Data ->
start

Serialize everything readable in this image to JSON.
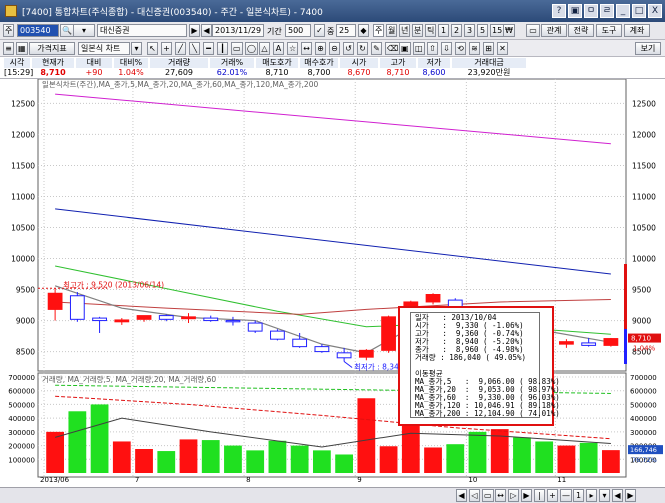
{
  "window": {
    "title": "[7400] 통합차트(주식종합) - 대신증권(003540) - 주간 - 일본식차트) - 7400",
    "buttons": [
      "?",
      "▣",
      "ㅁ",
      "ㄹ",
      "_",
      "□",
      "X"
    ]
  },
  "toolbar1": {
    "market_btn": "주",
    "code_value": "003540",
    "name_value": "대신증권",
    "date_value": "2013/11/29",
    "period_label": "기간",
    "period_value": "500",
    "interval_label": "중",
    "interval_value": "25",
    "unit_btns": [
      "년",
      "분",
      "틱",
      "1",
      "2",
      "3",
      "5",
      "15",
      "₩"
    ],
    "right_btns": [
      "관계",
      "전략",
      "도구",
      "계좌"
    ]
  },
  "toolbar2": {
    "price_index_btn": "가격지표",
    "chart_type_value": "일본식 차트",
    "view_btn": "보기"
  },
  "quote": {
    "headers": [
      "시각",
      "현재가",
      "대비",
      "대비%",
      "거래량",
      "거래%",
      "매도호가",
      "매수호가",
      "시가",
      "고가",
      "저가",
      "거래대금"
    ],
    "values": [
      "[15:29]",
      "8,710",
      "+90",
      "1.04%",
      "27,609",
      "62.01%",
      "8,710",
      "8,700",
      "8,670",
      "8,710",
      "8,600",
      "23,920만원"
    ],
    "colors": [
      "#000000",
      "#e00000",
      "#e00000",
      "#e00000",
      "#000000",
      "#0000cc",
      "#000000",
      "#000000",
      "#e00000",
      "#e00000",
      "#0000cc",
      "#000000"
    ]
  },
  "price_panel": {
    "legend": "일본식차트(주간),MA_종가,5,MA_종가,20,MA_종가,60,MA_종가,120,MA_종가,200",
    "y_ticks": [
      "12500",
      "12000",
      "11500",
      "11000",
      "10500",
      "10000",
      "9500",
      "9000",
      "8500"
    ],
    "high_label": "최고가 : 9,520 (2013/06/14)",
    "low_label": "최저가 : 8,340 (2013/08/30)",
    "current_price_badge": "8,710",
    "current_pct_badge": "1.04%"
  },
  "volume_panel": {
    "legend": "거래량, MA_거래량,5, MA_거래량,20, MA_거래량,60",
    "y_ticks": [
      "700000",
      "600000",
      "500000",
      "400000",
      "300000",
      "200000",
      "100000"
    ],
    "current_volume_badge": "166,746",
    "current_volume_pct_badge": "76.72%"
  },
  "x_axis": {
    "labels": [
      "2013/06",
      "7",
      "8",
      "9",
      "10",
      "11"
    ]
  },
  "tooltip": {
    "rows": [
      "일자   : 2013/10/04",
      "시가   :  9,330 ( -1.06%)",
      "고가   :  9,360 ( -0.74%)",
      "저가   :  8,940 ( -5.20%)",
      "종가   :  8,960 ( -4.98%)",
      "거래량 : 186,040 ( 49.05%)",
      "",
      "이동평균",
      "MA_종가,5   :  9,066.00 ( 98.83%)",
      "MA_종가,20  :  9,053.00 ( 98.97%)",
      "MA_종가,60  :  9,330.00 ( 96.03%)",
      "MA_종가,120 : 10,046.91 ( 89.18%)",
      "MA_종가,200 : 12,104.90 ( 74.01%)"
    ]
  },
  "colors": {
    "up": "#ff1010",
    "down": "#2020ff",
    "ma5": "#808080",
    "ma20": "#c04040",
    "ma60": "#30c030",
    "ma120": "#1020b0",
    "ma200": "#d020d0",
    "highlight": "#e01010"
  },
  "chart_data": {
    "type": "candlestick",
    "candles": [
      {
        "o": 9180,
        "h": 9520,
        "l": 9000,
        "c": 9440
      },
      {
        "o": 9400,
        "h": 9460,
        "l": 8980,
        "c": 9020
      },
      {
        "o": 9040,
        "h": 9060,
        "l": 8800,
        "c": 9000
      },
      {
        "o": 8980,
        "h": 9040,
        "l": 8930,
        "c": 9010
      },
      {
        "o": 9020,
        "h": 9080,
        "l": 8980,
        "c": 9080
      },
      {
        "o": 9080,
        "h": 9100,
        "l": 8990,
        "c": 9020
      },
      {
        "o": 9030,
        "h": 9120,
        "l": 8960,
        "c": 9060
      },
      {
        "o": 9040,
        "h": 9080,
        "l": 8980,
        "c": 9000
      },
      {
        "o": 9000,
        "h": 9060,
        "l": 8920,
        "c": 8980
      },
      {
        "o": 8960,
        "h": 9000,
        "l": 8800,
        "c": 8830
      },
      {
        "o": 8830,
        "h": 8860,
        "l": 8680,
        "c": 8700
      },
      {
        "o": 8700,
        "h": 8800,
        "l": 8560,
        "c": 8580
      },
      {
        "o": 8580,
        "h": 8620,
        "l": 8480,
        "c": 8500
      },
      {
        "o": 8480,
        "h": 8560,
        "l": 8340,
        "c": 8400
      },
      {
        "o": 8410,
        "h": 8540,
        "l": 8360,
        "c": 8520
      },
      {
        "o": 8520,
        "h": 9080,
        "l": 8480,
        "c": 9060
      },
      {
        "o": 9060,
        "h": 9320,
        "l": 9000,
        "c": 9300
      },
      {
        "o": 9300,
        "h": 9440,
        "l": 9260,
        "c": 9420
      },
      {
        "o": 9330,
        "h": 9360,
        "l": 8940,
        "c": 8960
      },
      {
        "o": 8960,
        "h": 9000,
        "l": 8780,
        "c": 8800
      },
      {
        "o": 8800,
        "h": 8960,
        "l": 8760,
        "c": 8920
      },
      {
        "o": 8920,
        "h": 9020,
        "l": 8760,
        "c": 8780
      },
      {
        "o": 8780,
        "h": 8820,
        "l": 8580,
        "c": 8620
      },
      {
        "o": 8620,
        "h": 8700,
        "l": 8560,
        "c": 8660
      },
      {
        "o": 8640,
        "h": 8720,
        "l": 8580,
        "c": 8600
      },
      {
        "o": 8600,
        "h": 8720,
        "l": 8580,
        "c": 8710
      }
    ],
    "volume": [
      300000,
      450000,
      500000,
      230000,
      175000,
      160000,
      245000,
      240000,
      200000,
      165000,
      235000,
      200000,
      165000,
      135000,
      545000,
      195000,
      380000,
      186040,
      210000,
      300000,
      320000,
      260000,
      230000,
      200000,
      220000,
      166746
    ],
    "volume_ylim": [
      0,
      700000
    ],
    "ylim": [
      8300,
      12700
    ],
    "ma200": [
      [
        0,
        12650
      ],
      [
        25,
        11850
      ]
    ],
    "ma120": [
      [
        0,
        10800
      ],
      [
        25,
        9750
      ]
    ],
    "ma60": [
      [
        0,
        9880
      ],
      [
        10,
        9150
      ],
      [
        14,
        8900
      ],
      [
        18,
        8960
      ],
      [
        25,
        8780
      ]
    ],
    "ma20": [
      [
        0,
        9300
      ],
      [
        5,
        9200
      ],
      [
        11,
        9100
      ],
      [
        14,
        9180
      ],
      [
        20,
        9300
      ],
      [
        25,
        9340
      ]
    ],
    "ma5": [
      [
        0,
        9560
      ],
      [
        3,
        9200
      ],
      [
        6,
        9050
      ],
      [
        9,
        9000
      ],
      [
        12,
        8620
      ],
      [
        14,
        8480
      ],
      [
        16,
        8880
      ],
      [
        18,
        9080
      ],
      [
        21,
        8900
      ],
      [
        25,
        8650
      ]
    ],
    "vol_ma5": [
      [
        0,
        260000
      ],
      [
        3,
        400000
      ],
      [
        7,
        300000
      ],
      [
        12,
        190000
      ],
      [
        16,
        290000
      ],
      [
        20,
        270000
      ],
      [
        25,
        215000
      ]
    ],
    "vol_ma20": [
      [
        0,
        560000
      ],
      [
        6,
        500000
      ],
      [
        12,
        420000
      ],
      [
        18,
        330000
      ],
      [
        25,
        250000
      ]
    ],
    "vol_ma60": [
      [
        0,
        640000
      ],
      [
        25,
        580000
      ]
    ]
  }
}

end

Problem description -> Search the data for "legend". Copy every matching line.

Written answer ->
    "legend": "일본식차트(주간),MA_종가,5,MA_종가,20,MA_종가,60,MA_종가,120,MA_종가,200",
    "legend": "거래량, MA_거래량,5, MA_거래량,20, MA_거래량,60",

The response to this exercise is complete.